Extracted data entries

=======

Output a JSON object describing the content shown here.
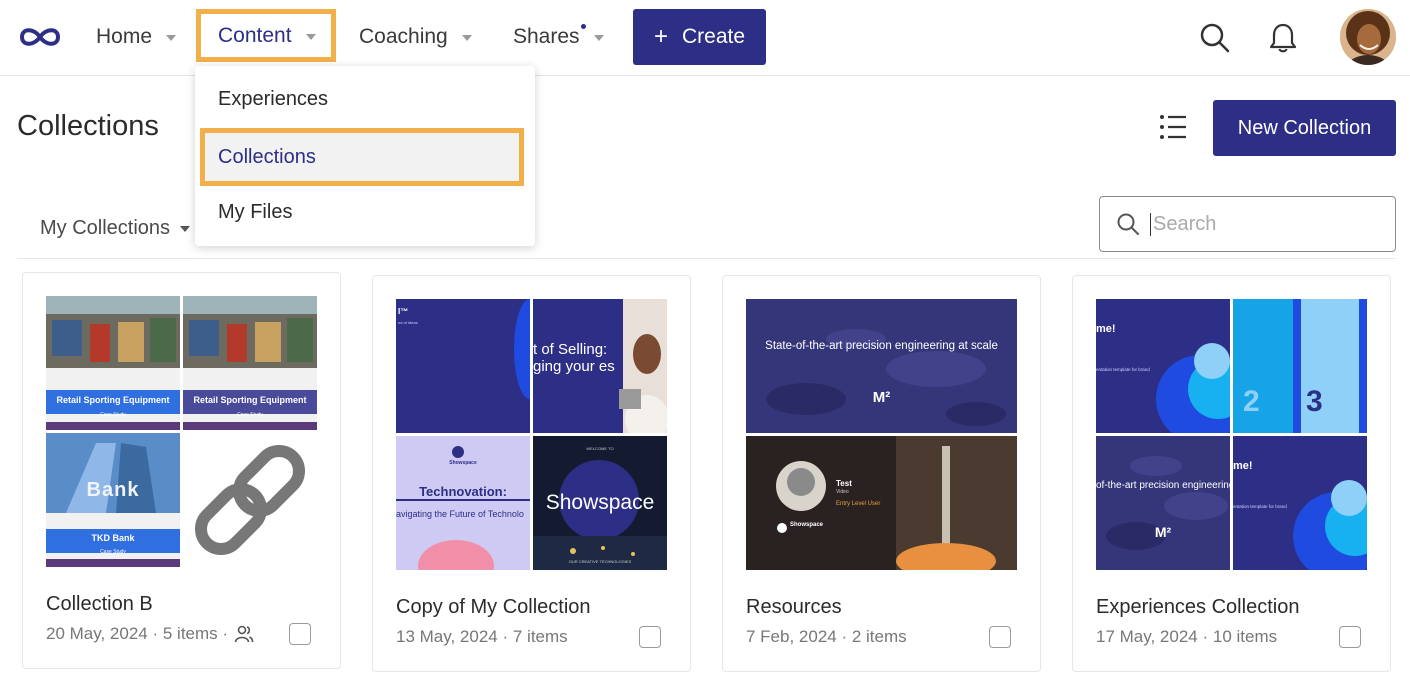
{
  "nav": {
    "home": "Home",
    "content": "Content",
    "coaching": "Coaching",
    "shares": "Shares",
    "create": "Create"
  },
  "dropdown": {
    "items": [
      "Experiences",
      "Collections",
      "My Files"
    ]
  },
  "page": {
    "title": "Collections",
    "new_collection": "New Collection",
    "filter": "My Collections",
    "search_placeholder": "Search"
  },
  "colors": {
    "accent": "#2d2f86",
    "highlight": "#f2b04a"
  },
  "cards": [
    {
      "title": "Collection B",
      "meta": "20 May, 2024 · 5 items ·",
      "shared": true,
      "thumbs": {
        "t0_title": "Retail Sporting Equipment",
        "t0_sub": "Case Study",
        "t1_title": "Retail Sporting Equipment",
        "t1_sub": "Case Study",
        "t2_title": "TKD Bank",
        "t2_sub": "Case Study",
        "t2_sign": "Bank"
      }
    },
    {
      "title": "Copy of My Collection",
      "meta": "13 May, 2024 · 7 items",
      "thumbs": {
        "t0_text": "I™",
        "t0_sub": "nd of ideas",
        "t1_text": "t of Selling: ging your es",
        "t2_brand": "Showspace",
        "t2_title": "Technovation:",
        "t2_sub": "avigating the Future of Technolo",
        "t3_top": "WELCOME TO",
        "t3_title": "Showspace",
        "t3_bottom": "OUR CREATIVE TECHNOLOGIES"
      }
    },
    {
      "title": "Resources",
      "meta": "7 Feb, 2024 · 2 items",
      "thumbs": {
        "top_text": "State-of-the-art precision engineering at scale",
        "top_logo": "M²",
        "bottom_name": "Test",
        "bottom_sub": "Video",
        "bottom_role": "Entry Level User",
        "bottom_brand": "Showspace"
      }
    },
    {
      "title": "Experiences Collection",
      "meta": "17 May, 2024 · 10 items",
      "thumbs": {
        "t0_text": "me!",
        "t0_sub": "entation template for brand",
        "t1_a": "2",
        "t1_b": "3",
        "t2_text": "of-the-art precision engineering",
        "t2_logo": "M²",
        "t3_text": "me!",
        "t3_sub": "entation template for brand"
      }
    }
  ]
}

=======

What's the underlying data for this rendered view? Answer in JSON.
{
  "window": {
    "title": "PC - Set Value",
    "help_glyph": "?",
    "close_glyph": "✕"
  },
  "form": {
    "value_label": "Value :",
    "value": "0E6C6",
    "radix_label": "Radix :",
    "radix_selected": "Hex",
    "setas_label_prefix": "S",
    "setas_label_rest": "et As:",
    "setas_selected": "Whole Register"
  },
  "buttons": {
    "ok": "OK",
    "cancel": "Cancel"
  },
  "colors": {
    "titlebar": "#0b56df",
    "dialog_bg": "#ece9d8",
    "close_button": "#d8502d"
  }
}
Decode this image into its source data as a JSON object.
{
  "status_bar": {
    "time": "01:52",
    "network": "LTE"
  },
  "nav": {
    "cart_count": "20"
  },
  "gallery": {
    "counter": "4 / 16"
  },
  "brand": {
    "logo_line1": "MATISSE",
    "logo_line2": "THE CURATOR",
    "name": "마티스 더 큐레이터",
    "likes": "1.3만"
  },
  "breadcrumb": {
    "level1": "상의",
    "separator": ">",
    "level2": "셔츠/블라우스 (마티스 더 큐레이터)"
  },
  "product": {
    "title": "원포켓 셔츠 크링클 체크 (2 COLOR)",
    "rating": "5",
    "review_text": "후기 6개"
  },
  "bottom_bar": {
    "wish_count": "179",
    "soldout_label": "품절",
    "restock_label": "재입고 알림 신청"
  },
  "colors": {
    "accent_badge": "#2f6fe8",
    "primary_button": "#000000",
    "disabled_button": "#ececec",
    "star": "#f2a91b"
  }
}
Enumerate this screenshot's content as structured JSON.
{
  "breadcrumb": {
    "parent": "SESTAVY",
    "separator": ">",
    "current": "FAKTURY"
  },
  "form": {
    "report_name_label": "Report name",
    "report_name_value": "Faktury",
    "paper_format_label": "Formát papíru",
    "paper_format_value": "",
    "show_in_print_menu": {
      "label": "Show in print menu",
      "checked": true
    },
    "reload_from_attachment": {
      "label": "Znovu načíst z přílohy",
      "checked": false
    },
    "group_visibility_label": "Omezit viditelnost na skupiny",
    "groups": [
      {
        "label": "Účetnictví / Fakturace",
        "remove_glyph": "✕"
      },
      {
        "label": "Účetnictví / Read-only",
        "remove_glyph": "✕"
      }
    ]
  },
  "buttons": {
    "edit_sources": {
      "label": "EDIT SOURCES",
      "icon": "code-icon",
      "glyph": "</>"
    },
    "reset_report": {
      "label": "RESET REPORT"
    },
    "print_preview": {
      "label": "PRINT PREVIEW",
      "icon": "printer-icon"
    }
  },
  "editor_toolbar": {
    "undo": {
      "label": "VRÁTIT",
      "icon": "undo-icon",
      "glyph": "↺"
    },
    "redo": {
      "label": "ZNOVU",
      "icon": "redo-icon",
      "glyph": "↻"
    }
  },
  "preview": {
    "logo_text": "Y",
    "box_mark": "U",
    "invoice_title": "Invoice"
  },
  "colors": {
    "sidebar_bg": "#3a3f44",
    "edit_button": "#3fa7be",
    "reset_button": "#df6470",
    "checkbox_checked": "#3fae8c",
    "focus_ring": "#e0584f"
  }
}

=======

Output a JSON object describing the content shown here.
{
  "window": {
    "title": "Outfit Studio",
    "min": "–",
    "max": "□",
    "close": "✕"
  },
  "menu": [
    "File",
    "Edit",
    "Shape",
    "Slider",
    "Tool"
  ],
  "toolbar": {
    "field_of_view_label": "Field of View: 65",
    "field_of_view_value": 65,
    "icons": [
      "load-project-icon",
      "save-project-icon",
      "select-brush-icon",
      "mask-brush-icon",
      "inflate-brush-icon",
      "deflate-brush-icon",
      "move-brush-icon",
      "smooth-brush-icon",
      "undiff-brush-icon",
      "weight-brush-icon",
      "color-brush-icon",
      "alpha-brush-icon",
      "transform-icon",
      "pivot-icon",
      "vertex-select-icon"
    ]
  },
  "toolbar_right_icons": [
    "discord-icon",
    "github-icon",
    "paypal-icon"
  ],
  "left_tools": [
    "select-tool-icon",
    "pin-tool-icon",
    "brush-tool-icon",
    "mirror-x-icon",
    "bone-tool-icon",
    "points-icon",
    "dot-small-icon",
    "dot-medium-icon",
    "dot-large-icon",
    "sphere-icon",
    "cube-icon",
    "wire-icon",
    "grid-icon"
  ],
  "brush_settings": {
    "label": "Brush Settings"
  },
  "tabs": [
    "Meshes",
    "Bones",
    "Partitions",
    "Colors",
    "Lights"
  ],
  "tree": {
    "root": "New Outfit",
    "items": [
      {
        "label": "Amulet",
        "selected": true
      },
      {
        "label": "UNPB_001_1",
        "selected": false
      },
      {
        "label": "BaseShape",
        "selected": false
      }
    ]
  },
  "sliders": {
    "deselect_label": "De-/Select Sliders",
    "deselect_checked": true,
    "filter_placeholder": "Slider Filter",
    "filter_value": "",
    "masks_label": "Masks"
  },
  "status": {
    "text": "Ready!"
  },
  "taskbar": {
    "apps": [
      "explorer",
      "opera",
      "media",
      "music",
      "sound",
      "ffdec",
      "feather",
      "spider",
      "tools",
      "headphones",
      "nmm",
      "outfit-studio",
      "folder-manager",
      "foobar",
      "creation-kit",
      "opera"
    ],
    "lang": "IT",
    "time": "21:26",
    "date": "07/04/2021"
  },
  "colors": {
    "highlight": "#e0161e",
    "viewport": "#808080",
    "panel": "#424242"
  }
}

=======

- **Set task**: Filter the records, keeping only lines that contain "content", and show those lines.

- **Output for this task**:
Output a JSON object describing the content shown here.
    "content": "Content",
Enumerate this screenshot's content as structured JSON.
Output a JSON object describing the content shown here.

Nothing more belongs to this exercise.